INPUT RECORDS —

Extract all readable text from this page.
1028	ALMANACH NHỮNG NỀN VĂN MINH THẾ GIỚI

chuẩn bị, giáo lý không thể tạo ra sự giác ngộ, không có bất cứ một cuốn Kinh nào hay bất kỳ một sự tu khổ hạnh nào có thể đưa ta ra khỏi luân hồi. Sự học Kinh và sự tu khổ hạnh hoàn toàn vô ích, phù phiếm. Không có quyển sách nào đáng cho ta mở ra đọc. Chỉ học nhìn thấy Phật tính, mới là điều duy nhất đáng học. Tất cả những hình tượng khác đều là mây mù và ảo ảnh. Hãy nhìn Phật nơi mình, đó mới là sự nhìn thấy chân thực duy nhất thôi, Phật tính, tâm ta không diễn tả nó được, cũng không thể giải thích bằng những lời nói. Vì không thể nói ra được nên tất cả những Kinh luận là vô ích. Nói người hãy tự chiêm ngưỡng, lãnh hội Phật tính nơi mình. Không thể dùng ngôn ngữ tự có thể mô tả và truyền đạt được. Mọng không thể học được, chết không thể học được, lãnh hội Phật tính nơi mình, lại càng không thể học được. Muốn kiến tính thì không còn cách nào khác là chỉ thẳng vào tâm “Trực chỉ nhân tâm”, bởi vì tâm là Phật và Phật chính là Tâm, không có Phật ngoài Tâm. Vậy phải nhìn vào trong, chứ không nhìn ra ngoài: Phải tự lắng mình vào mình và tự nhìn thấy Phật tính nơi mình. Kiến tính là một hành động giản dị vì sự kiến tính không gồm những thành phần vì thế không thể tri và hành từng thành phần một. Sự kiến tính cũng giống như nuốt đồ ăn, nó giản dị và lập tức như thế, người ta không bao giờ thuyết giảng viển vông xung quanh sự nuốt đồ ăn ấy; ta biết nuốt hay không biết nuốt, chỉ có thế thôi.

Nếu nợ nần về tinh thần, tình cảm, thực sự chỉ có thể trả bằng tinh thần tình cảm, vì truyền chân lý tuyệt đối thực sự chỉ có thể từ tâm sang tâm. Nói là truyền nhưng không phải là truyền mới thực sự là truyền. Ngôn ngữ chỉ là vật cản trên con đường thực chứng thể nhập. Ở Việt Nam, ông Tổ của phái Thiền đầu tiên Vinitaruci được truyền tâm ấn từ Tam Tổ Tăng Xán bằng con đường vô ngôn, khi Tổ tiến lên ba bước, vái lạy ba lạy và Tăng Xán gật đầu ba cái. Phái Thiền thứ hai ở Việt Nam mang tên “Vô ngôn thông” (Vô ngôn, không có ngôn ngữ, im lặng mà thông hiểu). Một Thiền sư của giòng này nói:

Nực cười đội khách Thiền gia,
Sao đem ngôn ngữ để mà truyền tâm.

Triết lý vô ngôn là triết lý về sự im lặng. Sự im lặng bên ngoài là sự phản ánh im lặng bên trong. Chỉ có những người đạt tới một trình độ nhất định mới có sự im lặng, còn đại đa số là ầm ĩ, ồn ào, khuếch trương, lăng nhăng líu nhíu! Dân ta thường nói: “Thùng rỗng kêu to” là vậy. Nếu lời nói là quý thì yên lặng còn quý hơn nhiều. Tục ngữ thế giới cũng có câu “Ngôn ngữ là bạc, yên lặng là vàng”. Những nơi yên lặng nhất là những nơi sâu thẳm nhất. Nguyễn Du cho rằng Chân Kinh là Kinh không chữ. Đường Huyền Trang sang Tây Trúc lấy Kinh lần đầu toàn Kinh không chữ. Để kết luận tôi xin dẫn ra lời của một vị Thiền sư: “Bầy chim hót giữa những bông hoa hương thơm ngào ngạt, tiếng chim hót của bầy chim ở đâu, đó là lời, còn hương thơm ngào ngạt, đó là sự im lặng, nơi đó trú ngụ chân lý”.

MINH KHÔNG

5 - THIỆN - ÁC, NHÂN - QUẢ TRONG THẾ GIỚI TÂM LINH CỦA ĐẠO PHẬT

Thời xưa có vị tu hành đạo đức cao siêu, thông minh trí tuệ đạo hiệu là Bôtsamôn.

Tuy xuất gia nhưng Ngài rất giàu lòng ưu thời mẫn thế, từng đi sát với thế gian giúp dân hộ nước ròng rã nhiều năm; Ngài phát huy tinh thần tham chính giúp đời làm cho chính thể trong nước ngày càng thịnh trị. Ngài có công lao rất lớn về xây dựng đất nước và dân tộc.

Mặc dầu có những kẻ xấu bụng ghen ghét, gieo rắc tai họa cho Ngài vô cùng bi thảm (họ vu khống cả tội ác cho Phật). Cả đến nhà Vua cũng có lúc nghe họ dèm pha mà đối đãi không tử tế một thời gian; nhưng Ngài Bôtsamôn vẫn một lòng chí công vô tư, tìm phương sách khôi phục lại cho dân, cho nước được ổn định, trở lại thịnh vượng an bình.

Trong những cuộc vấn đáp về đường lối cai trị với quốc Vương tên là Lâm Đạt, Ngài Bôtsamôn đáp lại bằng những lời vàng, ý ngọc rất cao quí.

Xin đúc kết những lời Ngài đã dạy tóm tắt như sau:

AIM — Copy every line of the data that holds the string "thần".

EXERCISE ANSWER —
Nếu nợ nần về tinh thần, tình cảm, thực sự chỉ có thể trả bằng tinh thần tình cảm, vì truyền chân lý tuyệt đối thực sự chỉ có thể từ tâm sang tâm. Nói là truyền nhưng không phải là truyền mới thực sự là truyền. Ngôn ngữ chỉ là vật cản trên con đường thực chứng thể nhập. Ở Việt Nam, ông Tổ của phái Thiền đầu tiên Vinitaruci được truyền tâm ấn từ Tam Tổ Tăng Xán bằng con đường vô ngôn, khi Tổ tiến lên ba bước, vái lạy ba lạy và Tăng Xán gật đầu ba cái. Phái Thiền thứ hai ở Việt Nam mang tên “Vô ngôn thông” (Vô ngôn, không có ngôn ngữ, im lặng mà thông hiểu). Một Thiền sư của giòng này nói:
Tuy xuất gia nhưng Ngài rất giàu lòng ưu thời mẫn thế, từng đi sát với thế gian giúp dân hộ nước ròng rã nhiều năm; Ngài phát huy tinh thần tham chính giúp đời làm cho chính thể trong nước ngày càng thịnh trị. Ngài có công lao rất lớn về xây dựng đất nước và dân tộc.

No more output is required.